Stored data entries
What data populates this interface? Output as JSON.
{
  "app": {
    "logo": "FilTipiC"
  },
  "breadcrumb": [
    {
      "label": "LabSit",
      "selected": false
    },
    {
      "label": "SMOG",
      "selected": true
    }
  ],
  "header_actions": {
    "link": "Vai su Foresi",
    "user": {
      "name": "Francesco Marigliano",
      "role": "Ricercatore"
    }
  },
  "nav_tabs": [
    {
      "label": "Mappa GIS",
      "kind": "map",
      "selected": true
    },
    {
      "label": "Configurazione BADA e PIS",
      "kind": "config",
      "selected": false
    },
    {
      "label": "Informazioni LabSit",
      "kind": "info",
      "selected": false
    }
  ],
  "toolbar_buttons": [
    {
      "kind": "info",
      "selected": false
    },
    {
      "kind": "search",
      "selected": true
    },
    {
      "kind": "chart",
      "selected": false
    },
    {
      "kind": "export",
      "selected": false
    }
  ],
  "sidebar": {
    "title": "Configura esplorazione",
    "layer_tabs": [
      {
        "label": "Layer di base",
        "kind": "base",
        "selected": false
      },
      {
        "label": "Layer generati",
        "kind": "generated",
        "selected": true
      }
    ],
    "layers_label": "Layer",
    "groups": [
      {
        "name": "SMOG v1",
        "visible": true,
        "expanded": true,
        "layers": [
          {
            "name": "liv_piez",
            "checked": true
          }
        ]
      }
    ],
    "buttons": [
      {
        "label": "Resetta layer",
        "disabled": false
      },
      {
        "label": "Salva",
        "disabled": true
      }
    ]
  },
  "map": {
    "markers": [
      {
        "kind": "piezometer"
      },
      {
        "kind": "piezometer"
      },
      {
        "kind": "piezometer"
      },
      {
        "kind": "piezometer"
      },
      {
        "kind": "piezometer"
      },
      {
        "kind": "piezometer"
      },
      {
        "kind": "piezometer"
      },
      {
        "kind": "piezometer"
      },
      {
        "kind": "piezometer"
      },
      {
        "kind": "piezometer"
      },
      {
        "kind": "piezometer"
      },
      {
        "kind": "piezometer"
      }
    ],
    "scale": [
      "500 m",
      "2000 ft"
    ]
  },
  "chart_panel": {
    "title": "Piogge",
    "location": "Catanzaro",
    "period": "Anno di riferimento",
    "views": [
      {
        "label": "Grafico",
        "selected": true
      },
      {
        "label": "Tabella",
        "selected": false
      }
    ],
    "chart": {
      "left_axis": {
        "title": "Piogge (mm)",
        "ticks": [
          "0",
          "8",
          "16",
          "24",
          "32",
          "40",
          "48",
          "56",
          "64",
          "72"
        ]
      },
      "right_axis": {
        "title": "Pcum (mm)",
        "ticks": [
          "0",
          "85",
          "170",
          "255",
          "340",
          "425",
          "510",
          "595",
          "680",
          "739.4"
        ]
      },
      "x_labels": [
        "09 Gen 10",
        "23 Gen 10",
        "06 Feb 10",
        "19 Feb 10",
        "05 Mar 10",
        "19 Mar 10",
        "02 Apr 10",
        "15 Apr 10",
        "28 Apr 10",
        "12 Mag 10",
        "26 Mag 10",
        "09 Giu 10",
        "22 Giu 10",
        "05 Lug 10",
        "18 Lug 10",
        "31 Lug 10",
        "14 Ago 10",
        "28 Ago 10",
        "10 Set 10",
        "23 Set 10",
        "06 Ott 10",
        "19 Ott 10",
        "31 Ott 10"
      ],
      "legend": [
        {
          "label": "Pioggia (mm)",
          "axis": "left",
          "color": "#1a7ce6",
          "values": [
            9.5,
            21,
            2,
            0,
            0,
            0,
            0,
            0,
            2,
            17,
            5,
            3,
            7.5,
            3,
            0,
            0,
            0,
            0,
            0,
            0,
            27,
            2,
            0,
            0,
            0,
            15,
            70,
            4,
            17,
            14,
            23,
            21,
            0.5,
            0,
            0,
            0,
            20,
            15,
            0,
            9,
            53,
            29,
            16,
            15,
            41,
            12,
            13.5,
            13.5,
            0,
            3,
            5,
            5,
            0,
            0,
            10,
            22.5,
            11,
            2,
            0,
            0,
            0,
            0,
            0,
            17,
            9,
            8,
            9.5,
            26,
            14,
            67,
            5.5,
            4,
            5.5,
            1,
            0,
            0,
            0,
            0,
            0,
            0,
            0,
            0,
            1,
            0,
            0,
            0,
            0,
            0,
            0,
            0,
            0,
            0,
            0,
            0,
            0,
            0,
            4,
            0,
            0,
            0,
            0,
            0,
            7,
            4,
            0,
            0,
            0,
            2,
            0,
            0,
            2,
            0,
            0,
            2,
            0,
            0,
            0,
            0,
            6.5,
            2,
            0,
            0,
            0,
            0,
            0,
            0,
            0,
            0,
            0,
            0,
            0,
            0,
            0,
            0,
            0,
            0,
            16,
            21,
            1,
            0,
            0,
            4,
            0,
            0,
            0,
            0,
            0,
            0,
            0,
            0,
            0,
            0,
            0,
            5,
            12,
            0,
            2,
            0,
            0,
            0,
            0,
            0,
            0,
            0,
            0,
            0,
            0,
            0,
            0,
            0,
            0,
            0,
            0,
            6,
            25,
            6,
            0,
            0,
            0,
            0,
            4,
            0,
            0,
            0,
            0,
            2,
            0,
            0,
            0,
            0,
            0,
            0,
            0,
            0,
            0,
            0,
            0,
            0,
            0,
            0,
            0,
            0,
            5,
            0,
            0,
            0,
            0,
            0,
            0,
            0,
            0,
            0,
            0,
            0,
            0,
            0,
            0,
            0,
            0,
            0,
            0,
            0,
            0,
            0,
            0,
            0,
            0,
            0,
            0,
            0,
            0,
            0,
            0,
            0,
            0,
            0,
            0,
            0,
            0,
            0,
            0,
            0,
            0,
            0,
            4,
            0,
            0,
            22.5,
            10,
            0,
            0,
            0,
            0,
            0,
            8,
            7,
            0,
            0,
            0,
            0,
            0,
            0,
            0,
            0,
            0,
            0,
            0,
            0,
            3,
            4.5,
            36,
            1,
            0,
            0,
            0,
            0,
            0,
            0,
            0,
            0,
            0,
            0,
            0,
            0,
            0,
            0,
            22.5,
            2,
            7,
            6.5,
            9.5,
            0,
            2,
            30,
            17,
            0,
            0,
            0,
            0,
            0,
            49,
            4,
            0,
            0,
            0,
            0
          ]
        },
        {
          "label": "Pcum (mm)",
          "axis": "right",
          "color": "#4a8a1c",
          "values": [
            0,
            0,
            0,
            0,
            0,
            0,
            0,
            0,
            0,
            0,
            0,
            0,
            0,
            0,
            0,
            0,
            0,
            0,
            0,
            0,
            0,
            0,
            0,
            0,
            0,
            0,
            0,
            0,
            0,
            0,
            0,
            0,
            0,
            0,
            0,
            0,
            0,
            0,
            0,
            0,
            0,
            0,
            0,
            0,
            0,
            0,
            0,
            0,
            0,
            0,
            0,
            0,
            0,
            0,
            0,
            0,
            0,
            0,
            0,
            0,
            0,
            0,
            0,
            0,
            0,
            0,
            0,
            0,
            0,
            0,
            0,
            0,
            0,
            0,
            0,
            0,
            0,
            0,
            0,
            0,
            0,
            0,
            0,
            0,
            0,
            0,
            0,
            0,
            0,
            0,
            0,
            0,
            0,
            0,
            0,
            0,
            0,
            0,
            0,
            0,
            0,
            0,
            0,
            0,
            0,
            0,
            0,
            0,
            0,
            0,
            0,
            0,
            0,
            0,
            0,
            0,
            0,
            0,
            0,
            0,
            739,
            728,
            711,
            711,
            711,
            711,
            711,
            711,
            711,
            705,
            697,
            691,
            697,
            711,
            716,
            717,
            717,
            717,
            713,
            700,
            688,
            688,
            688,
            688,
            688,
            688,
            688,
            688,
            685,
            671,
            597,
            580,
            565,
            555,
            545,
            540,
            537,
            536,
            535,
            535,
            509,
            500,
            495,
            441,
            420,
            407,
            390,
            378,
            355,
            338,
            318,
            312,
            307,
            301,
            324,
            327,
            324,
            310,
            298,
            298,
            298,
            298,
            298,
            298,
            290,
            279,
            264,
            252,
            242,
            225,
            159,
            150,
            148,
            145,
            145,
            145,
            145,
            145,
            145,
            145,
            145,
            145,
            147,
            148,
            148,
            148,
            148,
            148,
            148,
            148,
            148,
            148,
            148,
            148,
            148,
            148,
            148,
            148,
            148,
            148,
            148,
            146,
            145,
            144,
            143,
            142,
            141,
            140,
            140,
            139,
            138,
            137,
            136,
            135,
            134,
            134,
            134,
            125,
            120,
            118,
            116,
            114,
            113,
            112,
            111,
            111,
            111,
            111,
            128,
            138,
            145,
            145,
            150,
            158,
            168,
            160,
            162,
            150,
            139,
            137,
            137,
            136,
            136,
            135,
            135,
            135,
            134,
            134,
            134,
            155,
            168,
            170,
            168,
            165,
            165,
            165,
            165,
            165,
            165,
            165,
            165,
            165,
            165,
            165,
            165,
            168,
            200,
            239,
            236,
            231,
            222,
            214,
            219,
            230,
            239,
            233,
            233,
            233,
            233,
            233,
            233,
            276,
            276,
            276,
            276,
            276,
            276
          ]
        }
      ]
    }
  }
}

» **AIM OF THE EXERCISE**
Find every line in the entries that includes the word "title", then state how many there are and nothing else.

» **FINISHED EXERCISE**
4